:: Information provided ::
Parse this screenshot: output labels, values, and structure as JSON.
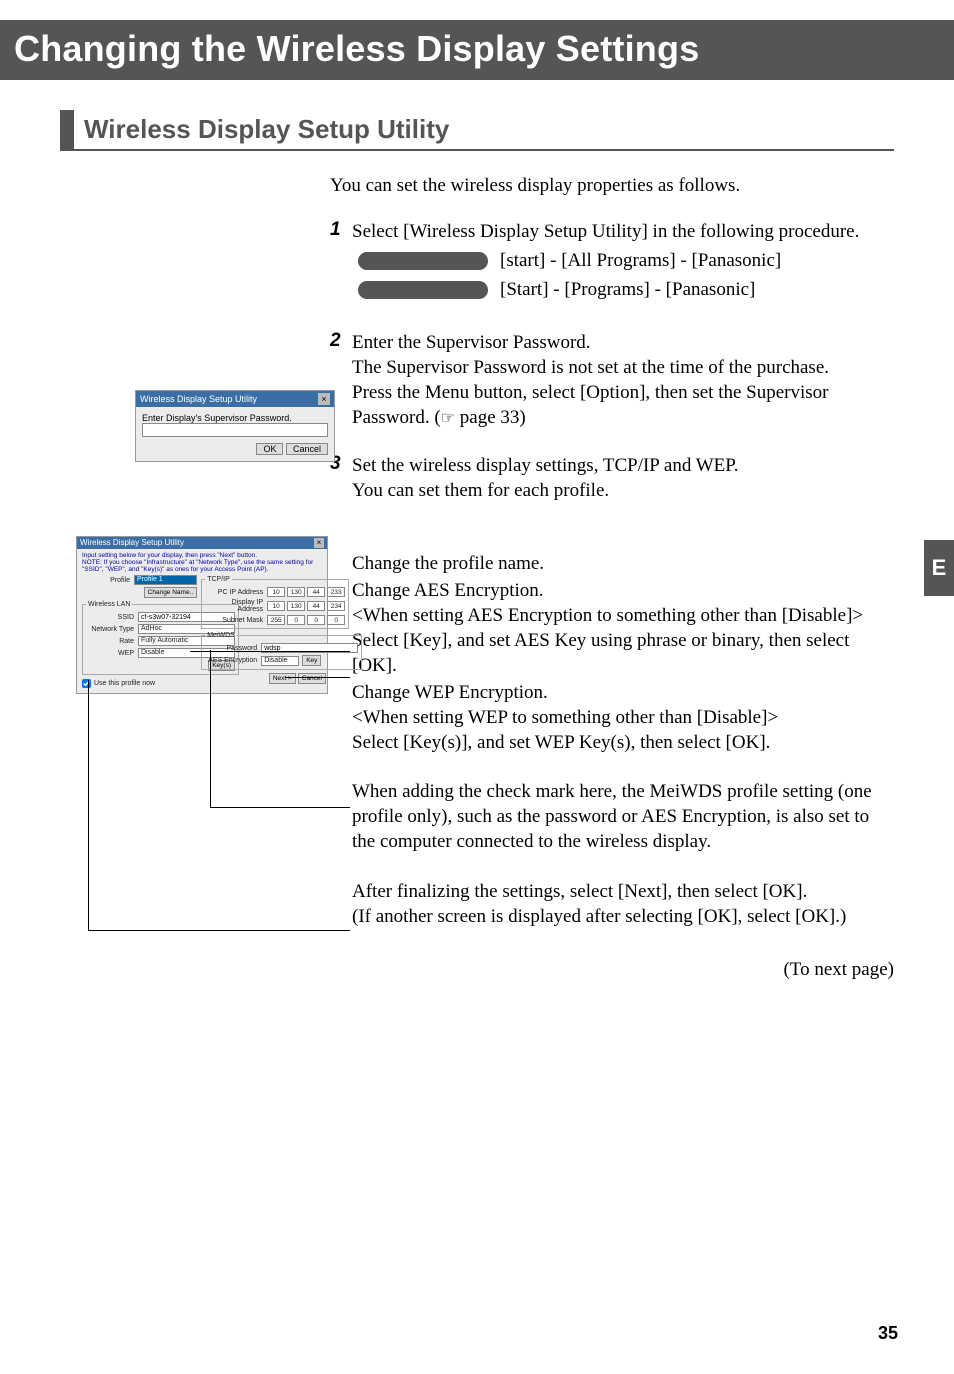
{
  "page": {
    "title": "Changing the Wireless Display Settings",
    "section_heading": "Wireless Display Setup Utility",
    "intro": "You can set the wireless display properties as follows.",
    "to_next": "(To next page)",
    "number": "35",
    "side_tab": "E"
  },
  "steps": {
    "s1": {
      "num": "1",
      "text": "Select [Wireless Display Setup Utility] in the following procedure.",
      "os1": "[start] - [All Programs] - [Panasonic]",
      "os2": "[Start] - [Programs] - [Panasonic]"
    },
    "s2": {
      "num": "2",
      "line1": "Enter the Supervisor Password.",
      "line2": "The Supervisor Password is not set at the time of the purchase.",
      "line3a": "Press the Menu button, select [Option], then set the Supervisor Password.  (",
      "line3c": " page 33)"
    },
    "s3": {
      "num": "3",
      "line1": "Set the wireless display settings, TCP/IP and WEP.",
      "line2": "You can set them for each profile."
    }
  },
  "callouts": {
    "c1": "Change the profile name.",
    "c2a": "Change AES Encryption.",
    "c2b": "<When setting AES Encryption to something other than [Disable]>",
    "c2c": "Select [Key], and set AES Key using phrase or binary, then select [OK].",
    "c3a": "Change WEP Encryption.",
    "c3b": "<When setting WEP to something other than [Disable]>",
    "c3c": "Select [Key(s)], and set WEP Key(s), then select [OK].",
    "c4": "When adding the check mark here, the MeiWDS profile setting (one profile only), such as the password or AES Encryption, is also set to the computer connected to the wireless display.",
    "c5": "After finalizing the settings, select [Next], then select [OK].",
    "c6": "(If another screen is displayed after selecting [OK], select [OK].)"
  },
  "dialog1": {
    "title": "Wireless Display Setup Utility",
    "prompt": "Enter Display's Supervisor Password.",
    "ok": "OK",
    "cancel": "Cancel"
  },
  "dialog2": {
    "title": "Wireless Display Setup Utility",
    "note1": "Input setting below for your display, then press \"Next\" button.",
    "note2": "NOTE: If you choose \"Infrastructure\" at \"Network Type\", use the same setting for \"SSID\", \"WEP\", and \"Key(s)\" as ones for your Access Point (AP).",
    "profile_label": "Profile",
    "profile_value": "Profile 1",
    "change_name": "Change Name..",
    "wlan_legend": "Wireless LAN",
    "ssid_label": "SSID",
    "ssid_value": "cf-s3w07-32194",
    "nettype_label": "Network Type",
    "nettype_value": "AdHoc",
    "rate_label": "Rate",
    "rate_value": "Fully Automatic",
    "wep_label": "WEP",
    "wep_value": "Disable",
    "keys_btn": "Key(s)",
    "tcpip_legend": "TCP/IP",
    "pcip_label": "PC IP Address",
    "dispip_label": "Display IP Address",
    "subnet_label": "Subnet Mask",
    "pcip": [
      "10",
      "130",
      "44",
      "233"
    ],
    "dispip": [
      "10",
      "130",
      "44",
      "234"
    ],
    "subnet": [
      "255",
      "0",
      "0",
      "0"
    ],
    "meiwds_legend": "MeiWDS",
    "pw_label": "Password",
    "pw_value": "wdsp",
    "aes_label": "AES Encryption",
    "aes_value": "Disable",
    "key_btn": "Key",
    "checkbox": "Use this profile now",
    "next": "Next >",
    "cancel": "Cancel"
  }
}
:::
### To do
List every line above that contains the word "than".

### Solution for this task
    "c2b": "<When setting AES Encryption to something other than [Disable]>",
    "c3b": "<When setting WEP to something other than [Disable]>",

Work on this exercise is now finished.